→ **SUPPLIED ENTRIES**:

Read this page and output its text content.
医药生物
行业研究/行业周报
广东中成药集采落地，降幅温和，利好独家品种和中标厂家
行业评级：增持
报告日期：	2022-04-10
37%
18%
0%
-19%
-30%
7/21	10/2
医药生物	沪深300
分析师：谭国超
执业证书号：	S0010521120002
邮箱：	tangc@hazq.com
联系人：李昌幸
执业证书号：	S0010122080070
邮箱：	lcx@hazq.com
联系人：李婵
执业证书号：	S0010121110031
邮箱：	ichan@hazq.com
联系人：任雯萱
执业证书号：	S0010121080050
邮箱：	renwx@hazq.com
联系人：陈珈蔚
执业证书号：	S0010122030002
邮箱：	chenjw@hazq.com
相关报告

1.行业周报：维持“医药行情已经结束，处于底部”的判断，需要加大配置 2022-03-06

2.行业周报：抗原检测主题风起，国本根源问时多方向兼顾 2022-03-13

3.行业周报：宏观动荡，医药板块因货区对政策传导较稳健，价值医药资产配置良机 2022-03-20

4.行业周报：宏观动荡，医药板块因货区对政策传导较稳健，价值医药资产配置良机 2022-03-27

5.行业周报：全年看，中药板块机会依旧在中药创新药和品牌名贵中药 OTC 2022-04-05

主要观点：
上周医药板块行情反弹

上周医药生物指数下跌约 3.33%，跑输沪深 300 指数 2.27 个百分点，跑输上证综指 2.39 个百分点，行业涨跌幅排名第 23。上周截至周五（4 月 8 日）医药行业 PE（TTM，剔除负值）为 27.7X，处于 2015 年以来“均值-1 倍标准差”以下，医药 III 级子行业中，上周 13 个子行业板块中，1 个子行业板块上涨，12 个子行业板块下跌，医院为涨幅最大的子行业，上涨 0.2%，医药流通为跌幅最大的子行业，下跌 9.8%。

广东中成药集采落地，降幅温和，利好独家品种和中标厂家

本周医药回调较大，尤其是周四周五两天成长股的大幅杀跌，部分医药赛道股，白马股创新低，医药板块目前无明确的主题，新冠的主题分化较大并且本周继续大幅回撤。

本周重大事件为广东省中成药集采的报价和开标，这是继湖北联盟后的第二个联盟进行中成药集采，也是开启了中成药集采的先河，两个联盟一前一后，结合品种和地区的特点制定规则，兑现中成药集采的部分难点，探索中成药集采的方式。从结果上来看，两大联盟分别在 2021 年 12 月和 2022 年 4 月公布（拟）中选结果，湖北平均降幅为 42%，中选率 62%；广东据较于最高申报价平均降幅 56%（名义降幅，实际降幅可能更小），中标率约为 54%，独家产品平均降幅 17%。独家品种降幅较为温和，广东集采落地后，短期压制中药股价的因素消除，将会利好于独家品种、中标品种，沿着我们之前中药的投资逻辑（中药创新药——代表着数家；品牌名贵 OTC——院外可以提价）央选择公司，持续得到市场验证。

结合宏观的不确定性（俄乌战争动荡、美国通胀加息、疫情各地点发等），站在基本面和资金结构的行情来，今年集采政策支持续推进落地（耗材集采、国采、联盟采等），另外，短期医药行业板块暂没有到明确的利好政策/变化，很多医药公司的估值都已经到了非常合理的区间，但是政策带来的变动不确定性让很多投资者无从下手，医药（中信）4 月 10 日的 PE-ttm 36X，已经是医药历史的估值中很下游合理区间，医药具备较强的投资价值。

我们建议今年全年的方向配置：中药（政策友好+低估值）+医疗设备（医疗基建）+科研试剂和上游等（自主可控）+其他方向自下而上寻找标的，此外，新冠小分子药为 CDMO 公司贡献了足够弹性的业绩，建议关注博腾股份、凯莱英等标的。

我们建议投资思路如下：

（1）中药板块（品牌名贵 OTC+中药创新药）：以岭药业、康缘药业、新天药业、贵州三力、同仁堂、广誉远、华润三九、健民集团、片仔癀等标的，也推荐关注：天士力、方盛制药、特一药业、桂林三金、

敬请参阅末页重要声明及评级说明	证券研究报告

→ **PROBLEM TO WORK ON**:
Every line above that contains the word "宏观动荡" should be reported.

→ **ANSWER TO THE TASK**:
3.行业周报：宏观动荡，医药板块因货区对政策传导较稳健，价值医药资产配置良机 2022-03-20
4.行业周报：宏观动荡，医药板块因货区对政策传导较稳健，价值医药资产配置良机 2022-03-27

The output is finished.